Stored records:

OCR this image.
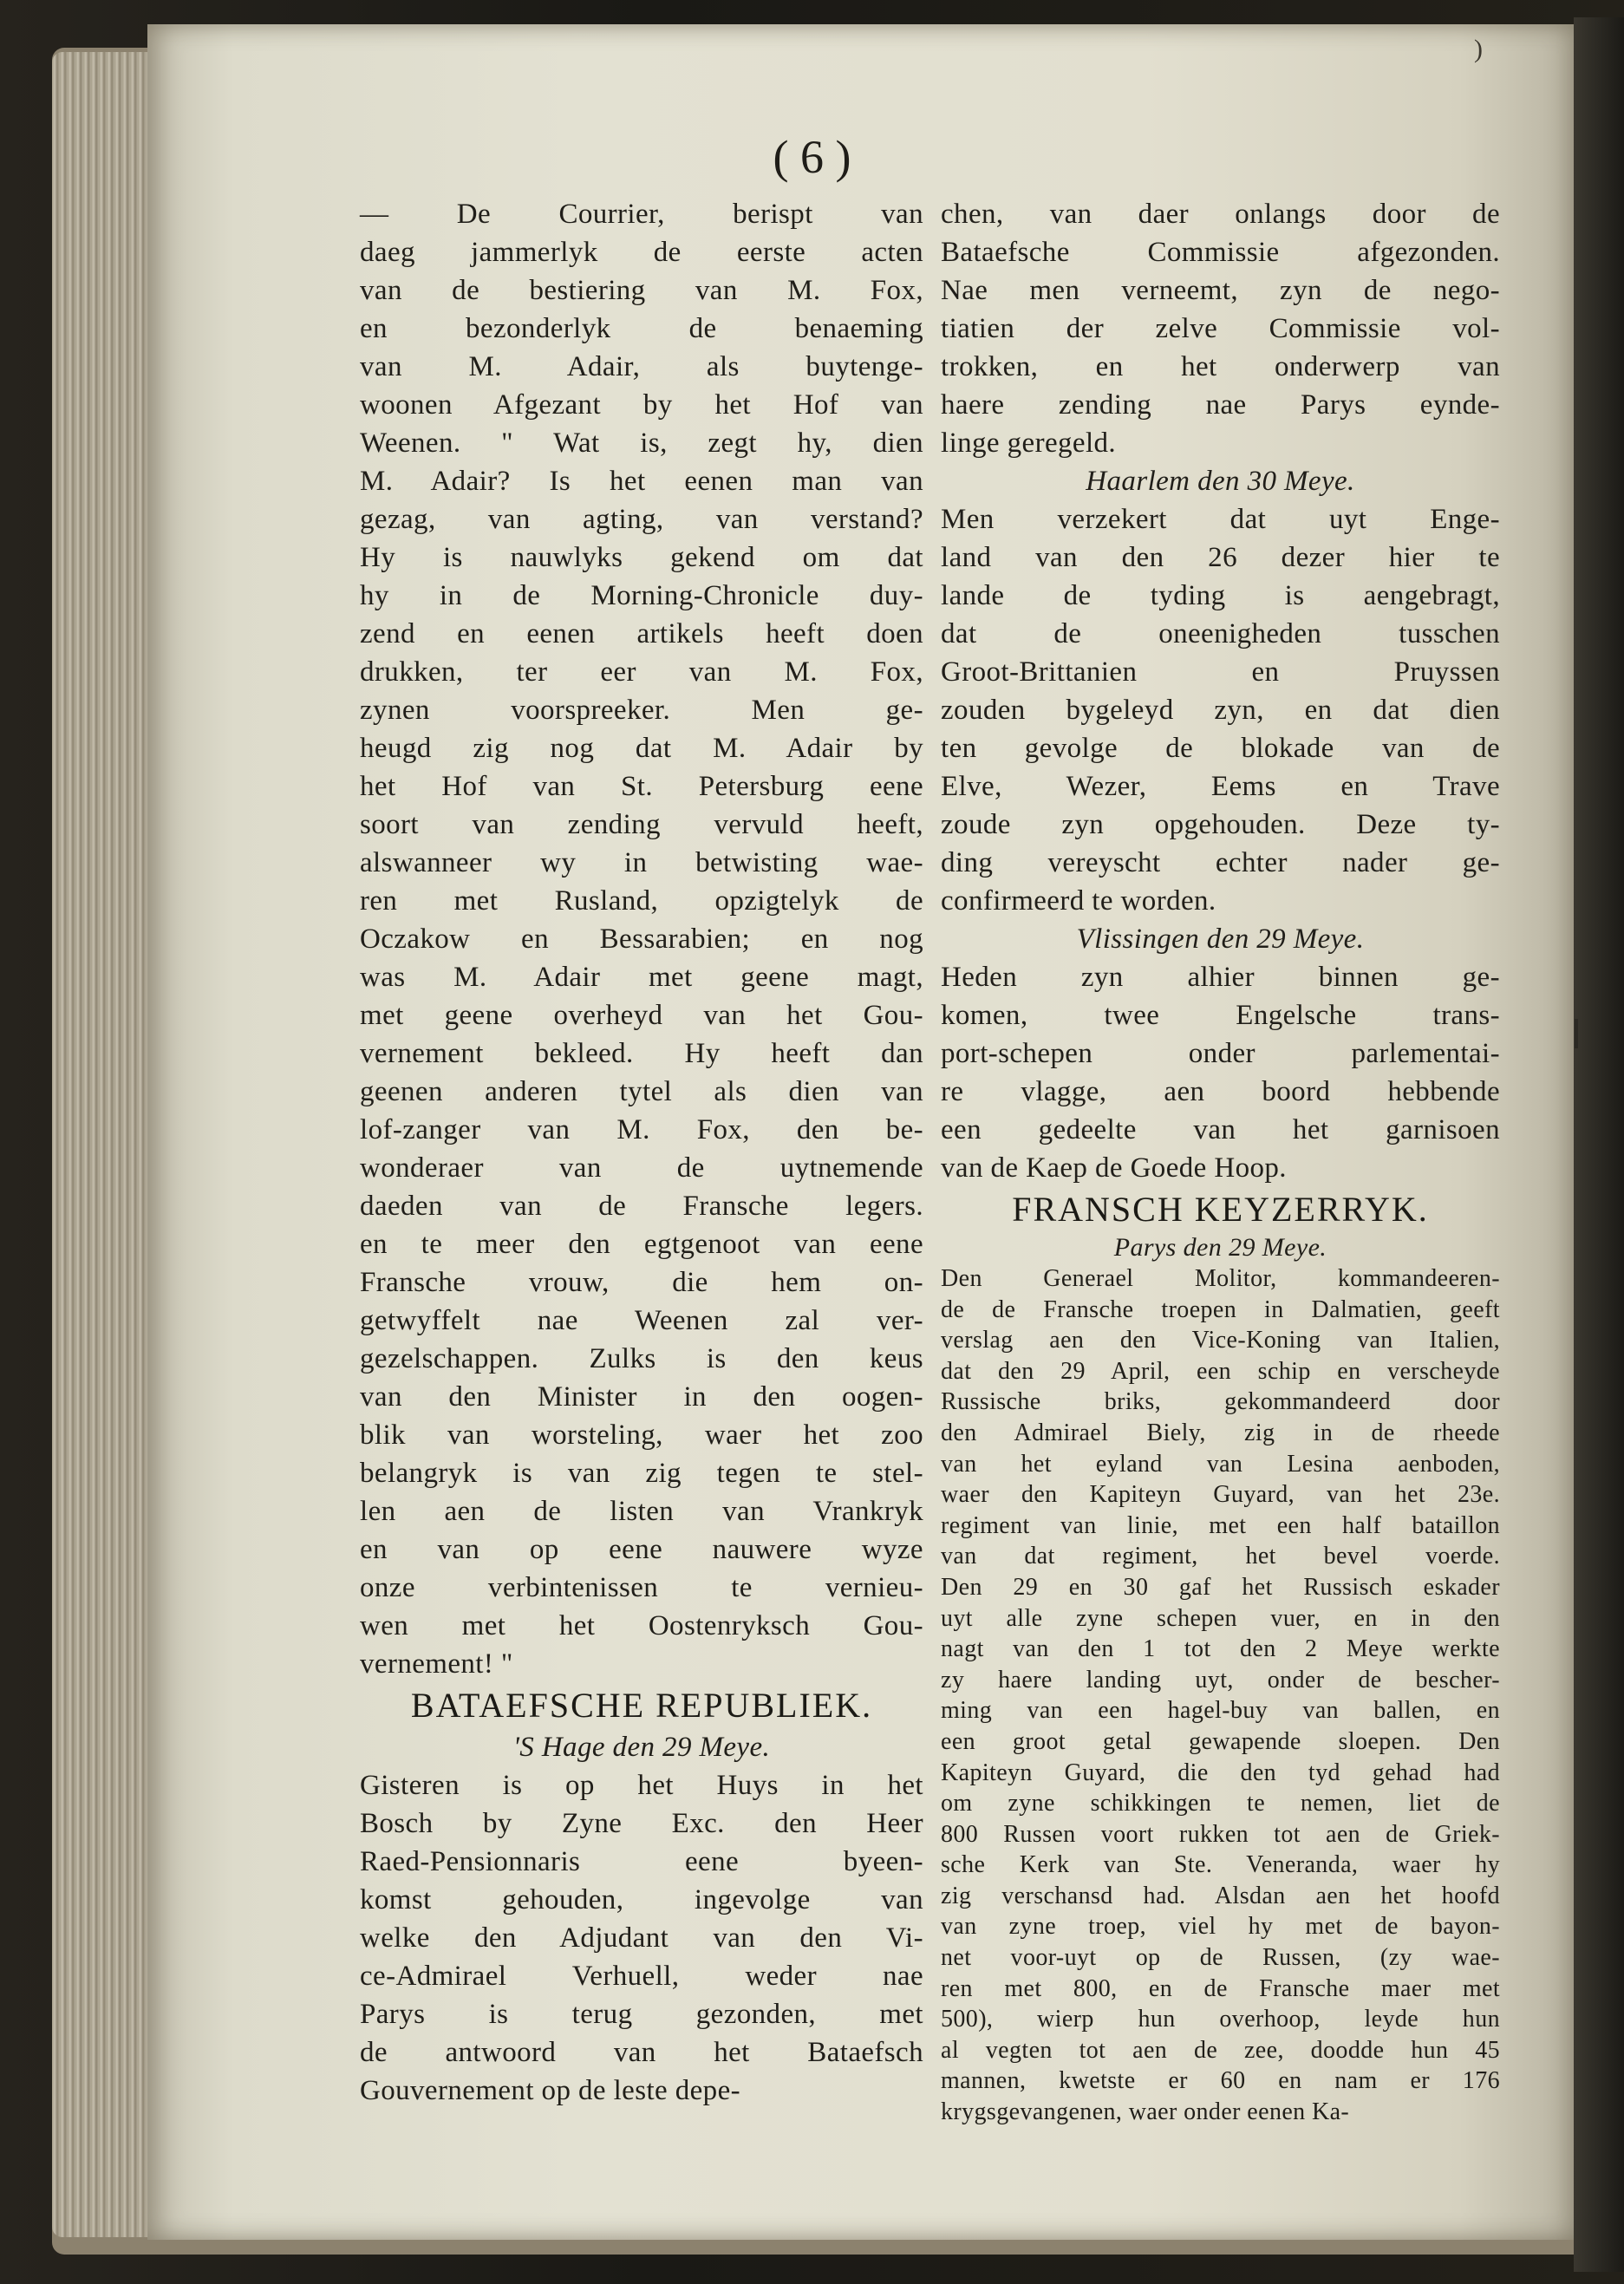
)
( 6 )
— De Courrier, berispt van
daeg jammerlyk de eerste acten
van de bestiering van M. Fox,
en bezonderlyk de benaeming
van M. Adair, als buytenge-
woonen Afgezant by het Hof van
Weenen. " Wat is, zegt hy, dien
M. Adair? Is het eenen man van
gezag, van agting, van verstand?
Hy is nauwlyks gekend om dat
hy in de Morning-Chronicle duy-
zend en eenen artikels heeft doen
drukken, ter eer van M. Fox,
zynen voorspreeker. Men ge-
heugd zig nog dat M. Adair by
het Hof van St. Petersburg eene
soort van zending vervuld heeft,
alswanneer wy in betwisting wae-
ren met Rusland, opzigtelyk de
Oczakow en Bessarabien; en nog
was M. Adair met geene magt,
met geene overheyd van het Gou-
vernement bekleed. Hy heeft dan
geenen anderen tytel als dien van
lof-zanger van M. Fox, den be-
wonderaer van de uytnemende
daeden van de Fransche legers.
en te meer den egtgenoot van eene
Fransche vrouw, die hem on-
getwyffelt nae Weenen zal ver-
gezelschappen. Zulks is den keus
van den Minister in den oogen-
blik van worsteling, waer het zoo
belangryk is van zig tegen te stel-
len aen de listen van Vrankryk
en van op eene nauwere wyze
onze verbintenissen te vernieu-
wen met het Oostenryksch Gou-
vernement! "
BATAEFSCHE REPUBLIEK.
'S Hage den 29 Meye.
Gisteren is op het Huys in het
Bosch by Zyne Exc. den Heer
Raed-Pensionnaris eene byeen-
komst gehouden, ingevolge van
welke den Adjudant van den Vi-
ce-Admirael Verhuell, weder nae
Parys is terug gezonden, met
de antwoord van het Bataefsch
Gouvernement op de leste depe-
chen, van daer onlangs door de
Bataefsche Commissie afgezonden.
Nae men verneemt, zyn de nego-
tiatien der zelve Commissie vol-
trokken, en het onderwerp van
haere zending nae Parys eynde-
linge geregeld.
Haarlem den 30 Meye.
Men verzekert dat uyt Enge-
land van den 26 dezer hier te
lande de tyding is aengebragt,
dat de oneenigheden tusschen
Groot-Brittanien en Pruyssen
zouden bygeleyd zyn, en dat dien
ten gevolge de blokade van de
Elve, Wezer, Eems en Trave
zoude zyn opgehouden. Deze ty-
ding vereyscht echter nader ge-
confirmeerd te worden.
Vlissingen den 29 Meye.
Heden zyn alhier binnen ge-
komen, twee Engelsche trans-
port-schepen onder parlementai-
re vlagge, aen boord hebbende
een gedeelte van het garnisoen
van de Kaep de Goede Hoop.
FRANSCH KEYZERRYK.
Parys den 29 Meye.
Den Generael Molitor, kommandeeren-
de de Fransche troepen in Dalmatien, geeft
verslag aen den Vice-Koning van Italien,
dat den 29 April, een schip en verscheyde
Russische briks, gekommandeerd door
den Admirael Biely, zig in de rheede
van het eyland van Lesina aenboden,
waer den Kapiteyn Guyard, van het 23e.
regiment van linie, met een half bataillon
van dat regiment, het bevel voerde.
Den 29 en 30 gaf het Russisch eskader
uyt alle zyne schepen vuer, en in den
nagt van den 1 tot den 2 Meye werkte
zy haere landing uyt, onder de bescher-
ming van een hagel-buy van ballen, en
een groot getal gewapende sloepen. Den
Kapiteyn Guyard, die den tyd gehad had
om zyne schikkingen te nemen, liet de
800 Russen voort rukken tot aen de Griek-
sche Kerk van Ste. Veneranda, waer hy
zig verschansd had. Alsdan aen het hoofd
van zyne troep, viel hy met de bayon-
net voor-uyt op de Russen, (zy wae-
ren met 800, en de Fransche maer met
500), wierp hun overhoop, leyde hun
al vegten tot aen de zee, doodde hun 45
mannen, kwetste er 60 en nam er 176
krygsgevangenen, waer onder eenen Ka-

Problem description: Reproduce the full listing faithfully, but do not carry over any pictures.

Finished task:
OCR this image.
)
( 6 )
— De Courrier, berispt van
daeg jammerlyk de eerste acten
van de bestiering van M. Fox,
en bezonderlyk de benaeming
van M. Adair, als buytenge-
woonen Afgezant by het Hof van
Weenen. " Wat is, zegt hy, dien
M. Adair? Is het eenen man van
gezag, van agting, van verstand?
Hy is nauwlyks gekend om dat
hy in de Morning-Chronicle duy-
zend en eenen artikels heeft doen
drukken, ter eer van M. Fox,
zynen voorspreeker. Men ge-
heugd zig nog dat M. Adair by
het Hof van St. Petersburg eene
soort van zending vervuld heeft,
alswanneer wy in betwisting wae-
ren met Rusland, opzigtelyk de
Oczakow en Bessarabien; en nog
was M. Adair met geene magt,
met geene overheyd van het Gou-
vernement bekleed. Hy heeft dan
geenen anderen tytel als dien van
lof-zanger van M. Fox, den be-
wonderaer van de uytnemende
daeden van de Fransche legers.
en te meer den egtgenoot van eene
Fransche vrouw, die hem on-
getwyffelt nae Weenen zal ver-
gezelschappen. Zulks is den keus
van den Minister in den oogen-
blik van worsteling, waer het zoo
belangryk is van zig tegen te stel-
len aen de listen van Vrankryk
en van op eene nauwere wyze
onze verbintenissen te vernieu-
wen met het Oostenryksch Gou-
vernement! "
BATAEFSCHE REPUBLIEK.
'S Hage den 29 Meye.
Gisteren is op het Huys in het
Bosch by Zyne Exc. den Heer
Raed-Pensionnaris eene byeen-
komst gehouden, ingevolge van
welke den Adjudant van den Vi-
ce-Admirael Verhuell, weder nae
Parys is terug gezonden, met
de antwoord van het Bataefsch
Gouvernement op de leste depe-
chen, van daer onlangs door de
Bataefsche Commissie afgezonden.
Nae men verneemt, zyn de nego-
tiatien der zelve Commissie vol-
trokken, en het onderwerp van
haere zending nae Parys eynde-
linge geregeld.
Haarlem den 30 Meye.
Men verzekert dat uyt Enge-
land van den 26 dezer hier te
lande de tyding is aengebragt,
dat de oneenigheden tusschen
Groot-Brittanien en Pruyssen
zouden bygeleyd zyn, en dat dien
ten gevolge de blokade van de
Elve, Wezer, Eems en Trave
zoude zyn opgehouden. Deze ty-
ding vereyscht echter nader ge-
confirmeerd te worden.
Vlissingen den 29 Meye.
Heden zyn alhier binnen ge-
komen, twee Engelsche trans-
port-schepen onder parlementai-
re vlagge, aen boord hebbende
een gedeelte van het garnisoen
van de Kaep de Goede Hoop.
FRANSCH KEYZERRYK.
Parys den 29 Meye.
Den Generael Molitor, kommandeeren-
de de Fransche troepen in Dalmatien, geeft
verslag aen den Vice-Koning van Italien,
dat den 29 April, een schip en verscheyde
Russische briks, gekommandeerd door
den Admirael Biely, zig in de rheede
van het eyland van Lesina aenboden,
waer den Kapiteyn Guyard, van het 23e.
regiment van linie, met een half bataillon
van dat regiment, het bevel voerde.
Den 29 en 30 gaf het Russisch eskader
uyt alle zyne schepen vuer, en in den
nagt van den 1 tot den 2 Meye werkte
zy haere landing uyt, onder de bescher-
ming van een hagel-buy van ballen, en
een groot getal gewapende sloepen. Den
Kapiteyn Guyard, die den tyd gehad had
om zyne schikkingen te nemen, liet de
800 Russen voort rukken tot aen de Griek-
sche Kerk van Ste. Veneranda, waer hy
zig verschansd had. Alsdan aen het hoofd
van zyne troep, viel hy met de bayon-
net voor-uyt op de Russen, (zy wae-
ren met 800, en de Fransche maer met
500), wierp hun overhoop, leyde hun
al vegten tot aen de zee, doodde hun 45
mannen, kwetste er 60 en nam er 176
krygsgevangenen, waer onder eenen Ka-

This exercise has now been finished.